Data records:
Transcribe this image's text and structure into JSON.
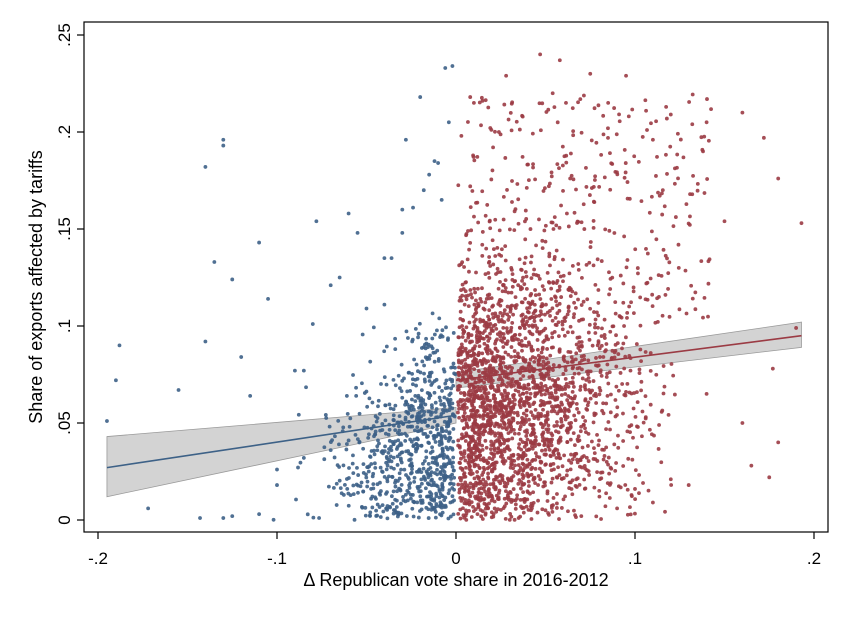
{
  "chart_data": {
    "type": "scatter",
    "xlabel": "Δ Republican vote share in 2016-2012",
    "ylabel": "Share of exports affected by tariffs",
    "xlim": [
      -0.2,
      0.2
    ],
    "ylim": [
      0,
      0.25
    ],
    "x_ticks": [
      -0.2,
      -0.1,
      0,
      0.1,
      0.2
    ],
    "x_tick_labels": [
      "-.2",
      "-.1",
      "0",
      ".1",
      ".2"
    ],
    "y_ticks": [
      0,
      0.05,
      0.1,
      0.15,
      0.2,
      0.25
    ],
    "y_tick_labels": [
      "0",
      ".05",
      ".1",
      ".15",
      ".2",
      ".25"
    ],
    "grid": false,
    "colors": {
      "left": "#3d6187",
      "right": "#9b3b44",
      "band": "#c8c8c8"
    },
    "series": [
      {
        "side": "left",
        "x_range": [
          -0.2,
          0
        ],
        "points": [
          [
            -0.195,
            0.051
          ],
          [
            -0.19,
            0.072
          ],
          [
            -0.188,
            0.09
          ],
          [
            -0.172,
            0.006
          ],
          [
            -0.155,
            0.067
          ],
          [
            -0.14,
            0.092
          ],
          [
            -0.14,
            0.182
          ],
          [
            -0.13,
            0.193
          ],
          [
            -0.13,
            0.196
          ],
          [
            -0.135,
            0.133
          ],
          [
            -0.125,
            0.124
          ],
          [
            -0.12,
            0.084
          ],
          [
            -0.115,
            0.064
          ],
          [
            -0.11,
            0.143
          ],
          [
            -0.105,
            0.114
          ],
          [
            -0.09,
            0.077
          ],
          [
            -0.085,
            0.077
          ],
          [
            -0.08,
            0.101
          ],
          [
            -0.078,
            0.154
          ],
          [
            -0.07,
            0.121
          ],
          [
            -0.065,
            0.125
          ],
          [
            -0.06,
            0.158
          ],
          [
            -0.055,
            0.148
          ],
          [
            -0.04,
            0.135
          ],
          [
            -0.036,
            0.135
          ],
          [
            -0.03,
            0.148
          ],
          [
            -0.028,
            0.196
          ],
          [
            -0.02,
            0.218
          ],
          [
            -0.015,
            0.178
          ],
          [
            -0.012,
            0.185
          ],
          [
            -0.01,
            0.184
          ],
          [
            -0.006,
            0.233
          ],
          [
            -0.002,
            0.234
          ],
          [
            -0.004,
            0.205
          ],
          [
            -0.008,
            0.165
          ],
          [
            -0.018,
            0.17
          ],
          [
            -0.024,
            0.161
          ],
          [
            -0.03,
            0.16
          ],
          [
            -0.04,
            0.111
          ],
          [
            -0.05,
            0.109
          ],
          [
            -0.143,
            0.001
          ],
          [
            -0.13,
            0.001
          ],
          [
            -0.125,
            0.002
          ],
          [
            -0.11,
            0.003
          ],
          [
            -0.1,
            0.018
          ],
          [
            -0.1,
            0.026
          ],
          [
            -0.085,
            0.032
          ],
          [
            -0.07,
            0.036
          ],
          [
            -0.06,
            0.041
          ],
          [
            -0.044,
            0.038
          ]
        ],
        "fit": {
          "x": [
            -0.195,
            0
          ],
          "y": [
            0.027,
            0.054
          ],
          "ci_low": [
            0.012,
            0.05
          ],
          "ci_high": [
            0.043,
            0.058
          ]
        }
      },
      {
        "side": "right",
        "x_range": [
          0,
          0.2
        ],
        "points": [
          [
            0.003,
            0.198
          ],
          [
            0.01,
            0.215
          ],
          [
            0.028,
            0.229
          ],
          [
            0.047,
            0.24
          ],
          [
            0.058,
            0.237
          ],
          [
            0.075,
            0.23
          ],
          [
            0.085,
            0.215
          ],
          [
            0.095,
            0.229
          ],
          [
            0.11,
            0.196
          ],
          [
            0.12,
            0.209
          ],
          [
            0.132,
            0.204
          ],
          [
            0.14,
            0.205
          ],
          [
            0.15,
            0.154
          ],
          [
            0.16,
            0.21
          ],
          [
            0.172,
            0.197
          ],
          [
            0.18,
            0.176
          ],
          [
            0.193,
            0.153
          ],
          [
            0.19,
            0.099
          ],
          [
            0.177,
            0.078
          ],
          [
            0.18,
            0.04
          ],
          [
            0.175,
            0.022
          ],
          [
            0.165,
            0.028
          ],
          [
            0.16,
            0.05
          ],
          [
            0.14,
            0.065
          ],
          [
            0.13,
            0.018
          ],
          [
            0.12,
            0.021
          ],
          [
            0.11,
            0.009
          ],
          [
            0.1,
            0.016
          ],
          [
            0.09,
            0.006
          ],
          [
            0.08,
            0.015
          ],
          [
            0.07,
            0.002
          ],
          [
            0.05,
            0.005
          ],
          [
            0.035,
            0.001
          ],
          [
            0.02,
            0.004
          ],
          [
            0.012,
            0.003
          ]
        ],
        "fit": {
          "x": [
            0,
            0.193
          ],
          "y": [
            0.072,
            0.095
          ],
          "ci_low": [
            0.068,
            0.089
          ],
          "ci_high": [
            0.076,
            0.102
          ]
        }
      }
    ]
  }
}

> **Task statement**
Copy out each record shown above without alteration, skipping any picture.

> **Exercise output**
Transcribe this image's text and structure into JSON.
{
  "chart_data": {
    "type": "scatter",
    "xlabel": "Δ Republican vote share in 2016-2012",
    "ylabel": "Share of exports affected by tariffs",
    "xlim": [
      -0.2,
      0.2
    ],
    "ylim": [
      0,
      0.25
    ],
    "x_ticks": [
      -0.2,
      -0.1,
      0,
      0.1,
      0.2
    ],
    "x_tick_labels": [
      "-.2",
      "-.1",
      "0",
      ".1",
      ".2"
    ],
    "y_ticks": [
      0,
      0.05,
      0.1,
      0.15,
      0.2,
      0.25
    ],
    "y_tick_labels": [
      "0",
      ".05",
      ".1",
      ".15",
      ".2",
      ".25"
    ],
    "grid": false,
    "colors": {
      "left": "#3d6187",
      "right": "#9b3b44",
      "band": "#c8c8c8"
    },
    "series": [
      {
        "side": "left",
        "x_range": [
          -0.2,
          0
        ],
        "points": [
          [
            -0.195,
            0.051
          ],
          [
            -0.19,
            0.072
          ],
          [
            -0.188,
            0.09
          ],
          [
            -0.172,
            0.006
          ],
          [
            -0.155,
            0.067
          ],
          [
            -0.14,
            0.092
          ],
          [
            -0.14,
            0.182
          ],
          [
            -0.13,
            0.193
          ],
          [
            -0.13,
            0.196
          ],
          [
            -0.135,
            0.133
          ],
          [
            -0.125,
            0.124
          ],
          [
            -0.12,
            0.084
          ],
          [
            -0.115,
            0.064
          ],
          [
            -0.11,
            0.143
          ],
          [
            -0.105,
            0.114
          ],
          [
            -0.09,
            0.077
          ],
          [
            -0.085,
            0.077
          ],
          [
            -0.08,
            0.101
          ],
          [
            -0.078,
            0.154
          ],
          [
            -0.07,
            0.121
          ],
          [
            -0.065,
            0.125
          ],
          [
            -0.06,
            0.158
          ],
          [
            -0.055,
            0.148
          ],
          [
            -0.04,
            0.135
          ],
          [
            -0.036,
            0.135
          ],
          [
            -0.03,
            0.148
          ],
          [
            -0.028,
            0.196
          ],
          [
            -0.02,
            0.218
          ],
          [
            -0.015,
            0.178
          ],
          [
            -0.012,
            0.185
          ],
          [
            -0.01,
            0.184
          ],
          [
            -0.006,
            0.233
          ],
          [
            -0.002,
            0.234
          ],
          [
            -0.004,
            0.205
          ],
          [
            -0.008,
            0.165
          ],
          [
            -0.018,
            0.17
          ],
          [
            -0.024,
            0.161
          ],
          [
            -0.03,
            0.16
          ],
          [
            -0.04,
            0.111
          ],
          [
            -0.05,
            0.109
          ],
          [
            -0.143,
            0.001
          ],
          [
            -0.13,
            0.001
          ],
          [
            -0.125,
            0.002
          ],
          [
            -0.11,
            0.003
          ],
          [
            -0.1,
            0.018
          ],
          [
            -0.1,
            0.026
          ],
          [
            -0.085,
            0.032
          ],
          [
            -0.07,
            0.036
          ],
          [
            -0.06,
            0.041
          ],
          [
            -0.044,
            0.038
          ]
        ],
        "fit": {
          "x": [
            -0.195,
            0
          ],
          "y": [
            0.027,
            0.054
          ],
          "ci_low": [
            0.012,
            0.05
          ],
          "ci_high": [
            0.043,
            0.058
          ]
        }
      },
      {
        "side": "right",
        "x_range": [
          0,
          0.2
        ],
        "points": [
          [
            0.003,
            0.198
          ],
          [
            0.01,
            0.215
          ],
          [
            0.028,
            0.229
          ],
          [
            0.047,
            0.24
          ],
          [
            0.058,
            0.237
          ],
          [
            0.075,
            0.23
          ],
          [
            0.085,
            0.215
          ],
          [
            0.095,
            0.229
          ],
          [
            0.11,
            0.196
          ],
          [
            0.12,
            0.209
          ],
          [
            0.132,
            0.204
          ],
          [
            0.14,
            0.205
          ],
          [
            0.15,
            0.154
          ],
          [
            0.16,
            0.21
          ],
          [
            0.172,
            0.197
          ],
          [
            0.18,
            0.176
          ],
          [
            0.193,
            0.153
          ],
          [
            0.19,
            0.099
          ],
          [
            0.177,
            0.078
          ],
          [
            0.18,
            0.04
          ],
          [
            0.175,
            0.022
          ],
          [
            0.165,
            0.028
          ],
          [
            0.16,
            0.05
          ],
          [
            0.14,
            0.065
          ],
          [
            0.13,
            0.018
          ],
          [
            0.12,
            0.021
          ],
          [
            0.11,
            0.009
          ],
          [
            0.1,
            0.016
          ],
          [
            0.09,
            0.006
          ],
          [
            0.08,
            0.015
          ],
          [
            0.07,
            0.002
          ],
          [
            0.05,
            0.005
          ],
          [
            0.035,
            0.001
          ],
          [
            0.02,
            0.004
          ],
          [
            0.012,
            0.003
          ]
        ],
        "fit": {
          "x": [
            0,
            0.193
          ],
          "y": [
            0.072,
            0.095
          ],
          "ci_low": [
            0.068,
            0.089
          ],
          "ci_high": [
            0.076,
            0.102
          ]
        }
      }
    ]
  }
}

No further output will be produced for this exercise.